- **Exercise task**: From the data that follows, copy every line holding the string "деятельности".

- **Provided data**:
----------
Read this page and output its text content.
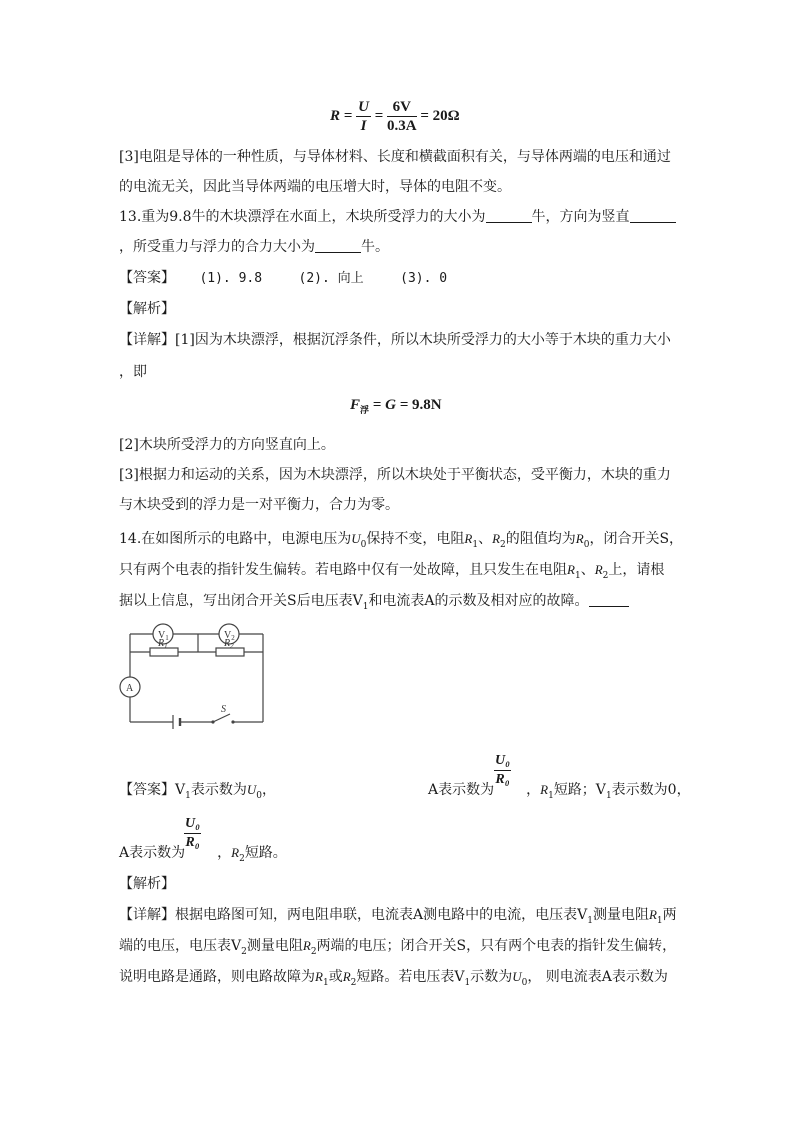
$R = \frac{U}{I} = \frac{6V}{0.3A} = 20\Omega$
[3]电阻是导体的一种性质，与导体材料、长度和横截面积有关，与导体两端的电压和通过
的电流无关，因此当导体两端的电压增大时，导体的电阻不变。
13.重为9.8牛的木块漂浮在水面上，木块所受浮力的大小为	牛，方向为竖直
，所受重力与浮力的合力大小为	牛。
【答案】 (1). 9.8	(2). 向上	(3). 0
【解析】
【详解】[1]因为木块漂浮，根据沉浮条件，所以木块所受浮力的大小等于木块的重力大小
，即
$F_浮 = G = 9.8N$
[2]木块所受浮力的方向竖直向上。
[3]根据力和运动的关系，因为木块漂浮，所以木块处于平衡状态，受平衡力，木块的重力
与木块受到的浮力是一对平衡力，合力为零。
14.在如图所示的电路中，电源电压为$U_0$保持不变，电阻$R_1$、$R_2$的阻值均为$R_0$，闭合开关S，
只有两个电表的指针发生偏转。若电路中仅有一处故障，且只发生在电阻$R_1$、$R_2$上，请根
据以上信息，写出闭合开关S后电压表$V_1$和电流表A的示数及相对应的故障。
$V_1$	$V_2$
$R_1$	$R_2$
A
S
【答案】$V_1$表示数为$U_0$，	A表示数为 ，$R_1$短路；$V_1$表示数为0，
$\frac{\text{U₀}}{\text{R₀}}$
$\frac{\text{U₀}}{\text{R₀}}$
A表示数为 ，$R_2$短路。
【解析】
【详解】根据电路图可知，两电阻串联，电流表A测电路中的电流，电压表$V_1$测量电阻$R_1$两
端的电压，电压表$V_2$测量电阻$R_2$两端的电压；闭合开关S，只有两个电表的指针发生偏转，
说明电路是通路，则电路故障为$R_1$或$R_2$短路。若电压表$V_1$示数为$U_0$， 则电流表A表示数为
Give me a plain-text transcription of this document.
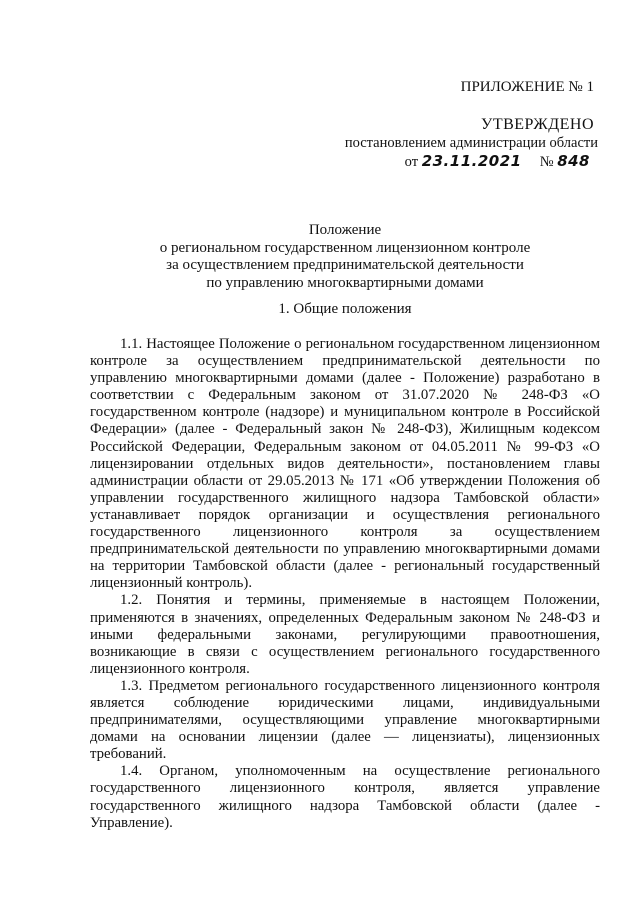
ПРИЛОЖЕНИЕ № 1
УТВЕРЖДЕНО
постановлением администрации области
от 23.11.2021 № 848
Положение
о региональном государственном лицензионном контроле
за осуществлением предпринимательской деятельности
по управлению многоквартирными домами
1. Общие положения

1.1. Настоящее Положение о региональном государственном лицензионном контроле за осуществлением предпринимательской деятельности по управлению многоквартирными домами (далее - Положение) разработано в соответствии с Федеральным законом от 31.07.2020 № 248-ФЗ «О государственном контроле (надзоре) и муниципальном контроле в Российской Федерации» (далее - Федеральный закон № 248-ФЗ), Жилищным кодексом Российской Федерации, Федеральным законом от 04.05.2011 № 99-ФЗ «О лицензировании отдельных видов деятельности», постановлением главы администрации области от 29.05.2013 № 171 «Об утверждении Положения об управлении государственного жилищного надзора Тамбовской области» устанавливает порядок организации и осуществления регионального государственного лицензионного контроля за осуществлением предпринимательской деятельности по управлению многоквартирными домами на территории Тамбовской области (далее - региональный государственный лицензионный контроль).

1.2. Понятия и термины, применяемые в настоящем Положении, применяются в значениях, определенных Федеральным законом № 248-ФЗ и иными федеральными законами, регулирующими правоотношения, возникающие в связи с осуществлением регионального государственного лицензионного контроля.

1.3. Предметом регионального государственного лицензионного контроля является соблюдение юридическими лицами, индивидуальными предпринимателями, осуществляющими управление многоквартирными домами на основании лицензии (далее — лицензиаты), лицензионных требований.

1.4. Органом, уполномоченным на осуществление регионального государственного лицензионного контроля, является управление государственного жилищного надзора Тамбовской области (далее - Управление).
----------
- **Result of the exercise**:
за осуществлением предпринимательской деятельности
1.1. Настоящее Положение о региональном государственном лицензионном контроле за осуществлением предпринимательской деятельности по управлению многоквартирными домами (далее - Положение) разработано в соответствии с Федеральным законом от 31.07.2020 № 248-ФЗ «О государственном контроле (надзоре) и муниципальном контроле в Российской Федерации» (далее - Федеральный закон № 248-ФЗ), Жилищным кодексом Российской Федерации, Федеральным законом от 04.05.2011 № 99-ФЗ «О лицензировании отдельных видов деятельности», постановлением главы администрации области от 29.05.2013 № 171 «Об утверждении Положения об управлении государственного жилищного надзора Тамбовской области» устанавливает порядок организации и осуществления регионального государственного лицензионного контроля за осуществлением предпринимательской деятельности по управлению многоквартирными домами на территории Тамбовской области (далее - региональный государственный лицензионный контроль).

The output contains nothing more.